▶ TO BE DONE
Copy the data word for word, keeping every line.

--- Begin RECORDS SUPPLIED ---

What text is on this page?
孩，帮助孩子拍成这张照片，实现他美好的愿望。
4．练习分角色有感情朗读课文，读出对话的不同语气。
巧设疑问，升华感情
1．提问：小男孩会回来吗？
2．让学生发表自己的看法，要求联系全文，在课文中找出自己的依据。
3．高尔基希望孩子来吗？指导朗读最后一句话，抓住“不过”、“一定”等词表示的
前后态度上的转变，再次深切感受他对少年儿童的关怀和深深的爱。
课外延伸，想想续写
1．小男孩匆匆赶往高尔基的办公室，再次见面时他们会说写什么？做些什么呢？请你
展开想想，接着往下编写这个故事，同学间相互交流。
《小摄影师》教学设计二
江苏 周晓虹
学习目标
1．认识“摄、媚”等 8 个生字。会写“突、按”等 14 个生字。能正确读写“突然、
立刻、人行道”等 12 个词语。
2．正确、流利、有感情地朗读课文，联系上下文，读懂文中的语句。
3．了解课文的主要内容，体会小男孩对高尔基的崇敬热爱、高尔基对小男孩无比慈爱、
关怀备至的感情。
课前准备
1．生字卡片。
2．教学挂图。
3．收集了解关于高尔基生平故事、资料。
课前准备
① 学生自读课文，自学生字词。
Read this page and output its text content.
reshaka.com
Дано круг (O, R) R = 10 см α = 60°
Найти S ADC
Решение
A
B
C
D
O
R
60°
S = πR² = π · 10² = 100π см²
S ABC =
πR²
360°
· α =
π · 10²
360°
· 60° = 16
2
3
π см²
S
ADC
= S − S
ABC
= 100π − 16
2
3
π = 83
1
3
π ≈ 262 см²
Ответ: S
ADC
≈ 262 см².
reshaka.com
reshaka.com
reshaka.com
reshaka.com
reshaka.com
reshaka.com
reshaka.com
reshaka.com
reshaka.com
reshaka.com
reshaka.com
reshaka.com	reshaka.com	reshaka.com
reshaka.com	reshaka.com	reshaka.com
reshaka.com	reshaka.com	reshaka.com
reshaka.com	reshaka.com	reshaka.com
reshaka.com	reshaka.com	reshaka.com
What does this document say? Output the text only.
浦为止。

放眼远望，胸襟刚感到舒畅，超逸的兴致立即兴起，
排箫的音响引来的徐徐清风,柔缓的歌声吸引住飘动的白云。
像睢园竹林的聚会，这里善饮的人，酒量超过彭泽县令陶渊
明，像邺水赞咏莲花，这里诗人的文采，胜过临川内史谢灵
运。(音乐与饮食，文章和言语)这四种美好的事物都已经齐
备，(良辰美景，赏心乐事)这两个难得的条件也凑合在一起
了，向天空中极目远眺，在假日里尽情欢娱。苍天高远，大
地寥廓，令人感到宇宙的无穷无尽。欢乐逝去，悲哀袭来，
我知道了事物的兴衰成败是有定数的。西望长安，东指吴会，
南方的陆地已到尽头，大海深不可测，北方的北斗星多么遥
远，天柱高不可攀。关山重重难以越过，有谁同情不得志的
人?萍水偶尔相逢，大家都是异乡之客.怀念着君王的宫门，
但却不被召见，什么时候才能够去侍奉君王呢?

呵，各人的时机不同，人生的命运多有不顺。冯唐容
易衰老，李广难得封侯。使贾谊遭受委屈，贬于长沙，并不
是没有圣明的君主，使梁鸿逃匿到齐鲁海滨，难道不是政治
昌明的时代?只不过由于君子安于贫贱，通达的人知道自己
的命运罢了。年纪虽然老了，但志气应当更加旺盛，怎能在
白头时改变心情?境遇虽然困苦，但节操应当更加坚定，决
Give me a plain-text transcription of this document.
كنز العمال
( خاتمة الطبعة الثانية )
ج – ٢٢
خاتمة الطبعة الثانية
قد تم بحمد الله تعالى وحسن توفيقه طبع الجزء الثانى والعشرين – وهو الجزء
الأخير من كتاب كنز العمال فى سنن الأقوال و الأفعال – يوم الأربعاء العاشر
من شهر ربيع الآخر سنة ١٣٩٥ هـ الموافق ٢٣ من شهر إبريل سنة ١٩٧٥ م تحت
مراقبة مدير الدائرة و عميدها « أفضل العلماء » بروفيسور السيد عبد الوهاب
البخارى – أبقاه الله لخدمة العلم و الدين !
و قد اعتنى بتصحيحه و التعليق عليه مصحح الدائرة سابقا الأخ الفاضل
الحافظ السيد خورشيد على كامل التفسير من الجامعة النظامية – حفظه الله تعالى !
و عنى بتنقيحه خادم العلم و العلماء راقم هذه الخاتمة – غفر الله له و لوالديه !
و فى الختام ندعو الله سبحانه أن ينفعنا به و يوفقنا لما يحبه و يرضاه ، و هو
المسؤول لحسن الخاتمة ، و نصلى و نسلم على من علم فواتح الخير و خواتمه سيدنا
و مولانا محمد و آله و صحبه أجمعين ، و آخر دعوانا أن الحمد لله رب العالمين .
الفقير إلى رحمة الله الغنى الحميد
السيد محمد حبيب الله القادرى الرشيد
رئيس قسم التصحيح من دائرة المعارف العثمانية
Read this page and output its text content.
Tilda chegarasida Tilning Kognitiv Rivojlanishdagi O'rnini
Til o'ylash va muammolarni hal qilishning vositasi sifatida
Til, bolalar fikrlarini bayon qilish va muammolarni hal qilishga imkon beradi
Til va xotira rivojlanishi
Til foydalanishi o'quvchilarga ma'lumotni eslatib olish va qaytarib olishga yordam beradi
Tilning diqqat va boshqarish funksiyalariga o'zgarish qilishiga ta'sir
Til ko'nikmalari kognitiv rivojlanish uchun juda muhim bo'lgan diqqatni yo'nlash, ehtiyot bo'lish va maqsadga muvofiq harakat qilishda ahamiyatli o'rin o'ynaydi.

--- End RECORDS SUPPLIED ---

▶ TASK SOLUTION
What text is on this page?
孩，帮助孩子拍成这张照片，实现他美好的愿望。
4．练习分角色有感情朗读课文，读出对话的不同语气。
巧设疑问，升华感情
1．提问：小男孩会回来吗？
2．让学生发表自己的看法，要求联系全文，在课文中找出自己的依据。
3．高尔基希望孩子来吗？指导朗读最后一句话，抓住“不过”、“一定”等词表示的
前后态度上的转变，再次深切感受他对少年儿童的关怀和深深的爱。
课外延伸，想想续写
1．小男孩匆匆赶往高尔基的办公室，再次见面时他们会说写什么？做些什么呢？请你
展开想想，接着往下编写这个故事，同学间相互交流。
《小摄影师》教学设计二
江苏 周晓虹
学习目标
1．认识“摄、媚”等 8 个生字。会写“突、按”等 14 个生字。能正确读写“突然、
立刻、人行道”等 12 个词语。
2．正确、流利、有感情地朗读课文，联系上下文，读懂文中的语句。
3．了解课文的主要内容，体会小男孩对高尔基的崇敬热爱、高尔基对小男孩无比慈爱、
关怀备至的感情。
课前准备
1．生字卡片。
2．教学挂图。
3．收集了解关于高尔基生平故事、资料。
课前准备
① 学生自读课文，自学生字词。
Read this page and output its text content.
reshaka.com
Дано круг (O, R) R = 10 см α = 60°
Найти S ADC
Решение
A
B
C
D
O
R
60°
S = πR² = π · 10² = 100π см²
S ABC =
πR²
360°
· α =
π · 10²
360°
· 60° = 16
2
3
π см²
S
ADC
= S − S
ABC
= 100π − 16
2
3
π = 83
1
3
π ≈ 262 см²
Ответ: S
ADC
≈ 262 см².
reshaka.com
reshaka.com
reshaka.com
reshaka.com
reshaka.com
reshaka.com
reshaka.com
reshaka.com
reshaka.com
reshaka.com
reshaka.com
reshaka.com	reshaka.com	reshaka.com
reshaka.com	reshaka.com	reshaka.com
reshaka.com	reshaka.com	reshaka.com
reshaka.com	reshaka.com	reshaka.com
reshaka.com	reshaka.com	reshaka.com
What does this document say? Output the text only.
浦为止。

放眼远望，胸襟刚感到舒畅，超逸的兴致立即兴起，
排箫的音响引来的徐徐清风,柔缓的歌声吸引住飘动的白云。
像睢园竹林的聚会，这里善饮的人，酒量超过彭泽县令陶渊
明，像邺水赞咏莲花，这里诗人的文采，胜过临川内史谢灵
运。(音乐与饮食，文章和言语)这四种美好的事物都已经齐
备，(良辰美景，赏心乐事)这两个难得的条件也凑合在一起
了，向天空中极目远眺，在假日里尽情欢娱。苍天高远，大
地寥廓，令人感到宇宙的无穷无尽。欢乐逝去，悲哀袭来，
我知道了事物的兴衰成败是有定数的。西望长安，东指吴会，
南方的陆地已到尽头，大海深不可测，北方的北斗星多么遥
远，天柱高不可攀。关山重重难以越过，有谁同情不得志的
人?萍水偶尔相逢，大家都是异乡之客.怀念着君王的宫门，
但却不被召见，什么时候才能够去侍奉君王呢?

呵，各人的时机不同，人生的命运多有不顺。冯唐容
易衰老，李广难得封侯。使贾谊遭受委屈，贬于长沙，并不
是没有圣明的君主，使梁鸿逃匿到齐鲁海滨，难道不是政治
昌明的时代?只不过由于君子安于贫贱，通达的人知道自己
的命运罢了。年纪虽然老了，但志气应当更加旺盛，怎能在
白头时改变心情?境遇虽然困苦，但节操应当更加坚定，决
Give me a plain-text transcription of this document.
كنز العمال
( خاتمة الطبعة الثانية )
ج – ٢٢
خاتمة الطبعة الثانية
قد تم بحمد الله تعالى وحسن توفيقه طبع الجزء الثانى والعشرين – وهو الجزء
الأخير من كتاب كنز العمال فى سنن الأقوال و الأفعال – يوم الأربعاء العاشر
من شهر ربيع الآخر سنة ١٣٩٥ هـ الموافق ٢٣ من شهر إبريل سنة ١٩٧٥ م تحت
مراقبة مدير الدائرة و عميدها « أفضل العلماء » بروفيسور السيد عبد الوهاب
البخارى – أبقاه الله لخدمة العلم و الدين !
و قد اعتنى بتصحيحه و التعليق عليه مصحح الدائرة سابقا الأخ الفاضل
الحافظ السيد خورشيد على كامل التفسير من الجامعة النظامية – حفظه الله تعالى !
و عنى بتنقيحه خادم العلم و العلماء راقم هذه الخاتمة – غفر الله له و لوالديه !
و فى الختام ندعو الله سبحانه أن ينفعنا به و يوفقنا لما يحبه و يرضاه ، و هو
المسؤول لحسن الخاتمة ، و نصلى و نسلم على من علم فواتح الخير و خواتمه سيدنا
و مولانا محمد و آله و صحبه أجمعين ، و آخر دعوانا أن الحمد لله رب العالمين .
الفقير إلى رحمة الله الغنى الحميد
السيد محمد حبيب الله القادرى الرشيد
رئيس قسم التصحيح من دائرة المعارف العثمانية
Read this page and output its text content.
Tilda chegarasida Tilning Kognitiv Rivojlanishdagi O'rnini
Til o'ylash va muammolarni hal qilishning vositasi sifatida
Til, bolalar fikrlarini bayon qilish va muammolarni hal qilishga imkon beradi
Til va xotira rivojlanishi
Til foydalanishi o'quvchilarga ma'lumotni eslatib olish va qaytarib olishga yordam beradi
Tilning diqqat va boshqarish funksiyalariga o'zgarish qilishiga ta'sir
Til ko'nikmalari kognitiv rivojlanish uchun juda muhim bo'lgan diqqatni yo'nlash, ehtiyot bo'lish va maqsadga muvofiq harakat qilishda ahamiyatli o'rin o'ynaydi.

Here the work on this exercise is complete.